_Extracted data entries:_
----
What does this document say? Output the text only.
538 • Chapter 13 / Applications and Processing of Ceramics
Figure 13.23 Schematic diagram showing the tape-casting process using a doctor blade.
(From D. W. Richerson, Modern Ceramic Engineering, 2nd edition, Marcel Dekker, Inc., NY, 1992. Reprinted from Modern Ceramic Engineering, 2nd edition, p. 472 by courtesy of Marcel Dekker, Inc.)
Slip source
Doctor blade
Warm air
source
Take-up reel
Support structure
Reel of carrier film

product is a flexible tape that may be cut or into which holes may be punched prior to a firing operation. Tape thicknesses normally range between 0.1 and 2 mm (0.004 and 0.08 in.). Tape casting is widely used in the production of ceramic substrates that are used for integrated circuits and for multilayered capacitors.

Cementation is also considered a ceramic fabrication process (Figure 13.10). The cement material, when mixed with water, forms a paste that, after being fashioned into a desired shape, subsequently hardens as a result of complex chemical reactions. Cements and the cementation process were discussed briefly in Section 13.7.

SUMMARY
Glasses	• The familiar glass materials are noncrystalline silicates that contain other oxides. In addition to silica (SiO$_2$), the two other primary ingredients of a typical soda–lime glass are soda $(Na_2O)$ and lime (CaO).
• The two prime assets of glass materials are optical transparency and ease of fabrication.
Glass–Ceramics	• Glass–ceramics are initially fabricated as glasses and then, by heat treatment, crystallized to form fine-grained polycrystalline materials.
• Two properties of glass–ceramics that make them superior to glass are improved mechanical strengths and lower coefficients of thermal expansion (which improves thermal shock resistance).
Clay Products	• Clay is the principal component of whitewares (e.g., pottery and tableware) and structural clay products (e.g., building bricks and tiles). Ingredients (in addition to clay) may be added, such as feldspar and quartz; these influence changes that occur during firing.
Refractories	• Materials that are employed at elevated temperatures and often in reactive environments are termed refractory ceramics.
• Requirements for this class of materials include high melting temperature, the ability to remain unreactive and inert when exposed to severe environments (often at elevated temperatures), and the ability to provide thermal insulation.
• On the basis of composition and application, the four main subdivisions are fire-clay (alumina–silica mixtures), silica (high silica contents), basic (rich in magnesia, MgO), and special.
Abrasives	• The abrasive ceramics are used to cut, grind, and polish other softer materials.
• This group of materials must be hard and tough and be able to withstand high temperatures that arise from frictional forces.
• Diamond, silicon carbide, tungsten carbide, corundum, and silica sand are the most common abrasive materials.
----
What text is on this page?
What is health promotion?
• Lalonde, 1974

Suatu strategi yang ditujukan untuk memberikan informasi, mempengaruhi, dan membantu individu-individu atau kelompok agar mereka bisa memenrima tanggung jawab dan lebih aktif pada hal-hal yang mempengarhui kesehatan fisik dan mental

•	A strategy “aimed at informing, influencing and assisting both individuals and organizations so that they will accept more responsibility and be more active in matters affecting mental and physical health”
----
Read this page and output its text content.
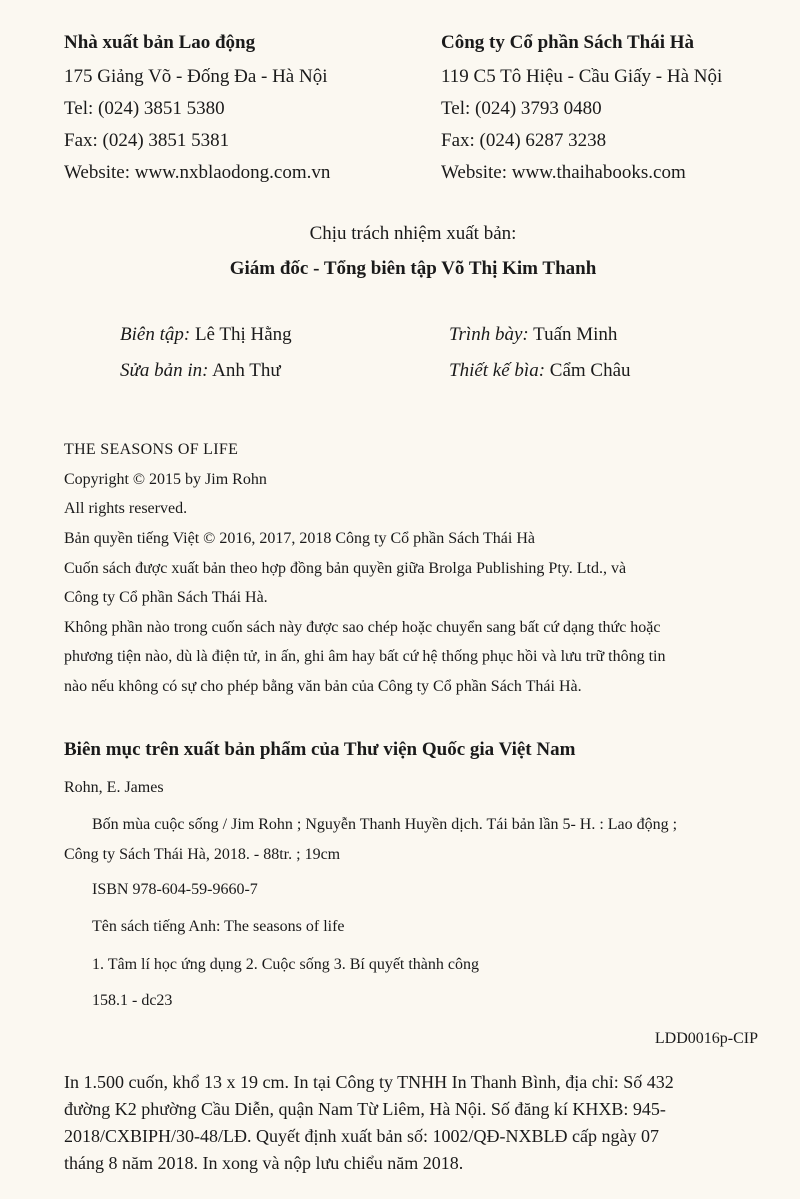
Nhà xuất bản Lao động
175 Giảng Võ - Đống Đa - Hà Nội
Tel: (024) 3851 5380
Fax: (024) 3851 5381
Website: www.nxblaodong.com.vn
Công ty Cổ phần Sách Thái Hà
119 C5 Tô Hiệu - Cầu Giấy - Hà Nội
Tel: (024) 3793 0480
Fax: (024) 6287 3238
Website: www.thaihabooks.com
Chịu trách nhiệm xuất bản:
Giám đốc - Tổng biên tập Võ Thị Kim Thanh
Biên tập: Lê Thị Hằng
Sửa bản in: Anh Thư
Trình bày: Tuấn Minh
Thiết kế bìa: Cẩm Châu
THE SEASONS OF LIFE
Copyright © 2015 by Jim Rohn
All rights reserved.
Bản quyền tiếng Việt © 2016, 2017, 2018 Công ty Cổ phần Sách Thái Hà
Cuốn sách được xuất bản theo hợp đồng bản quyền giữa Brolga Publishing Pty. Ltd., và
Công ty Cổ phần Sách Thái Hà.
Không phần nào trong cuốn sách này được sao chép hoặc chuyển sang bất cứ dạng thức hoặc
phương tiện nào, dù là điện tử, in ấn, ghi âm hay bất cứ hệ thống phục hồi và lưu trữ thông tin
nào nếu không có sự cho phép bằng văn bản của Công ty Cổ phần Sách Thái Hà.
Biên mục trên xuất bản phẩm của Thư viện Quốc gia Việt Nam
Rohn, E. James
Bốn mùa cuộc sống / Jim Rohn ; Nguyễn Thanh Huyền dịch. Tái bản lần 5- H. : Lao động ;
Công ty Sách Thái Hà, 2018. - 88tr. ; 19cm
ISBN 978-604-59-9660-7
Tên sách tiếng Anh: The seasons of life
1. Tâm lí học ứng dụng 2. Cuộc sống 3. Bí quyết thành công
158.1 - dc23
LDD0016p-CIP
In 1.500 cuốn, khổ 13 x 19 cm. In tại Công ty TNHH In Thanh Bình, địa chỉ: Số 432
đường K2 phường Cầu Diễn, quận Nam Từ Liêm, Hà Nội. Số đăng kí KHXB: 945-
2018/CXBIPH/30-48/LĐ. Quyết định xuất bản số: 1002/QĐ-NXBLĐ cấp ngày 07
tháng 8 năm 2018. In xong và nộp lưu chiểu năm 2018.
----
_GIVEN TASK:_ Extract each line from the entries above that contains the string "casting".

_ANSWER TO THE EXERCISE:_
Figure 13.23 Schematic diagram showing the tape-casting process using a doctor blade.
product is a flexible tape that may be cut or into which holes may be punched prior to a firing operation. Tape thicknesses normally range between 0.1 and 2 mm (0.004 and 0.08 in.). Tape casting is widely used in the production of ceramic substrates that are used for integrated circuits and for multilayered capacitors.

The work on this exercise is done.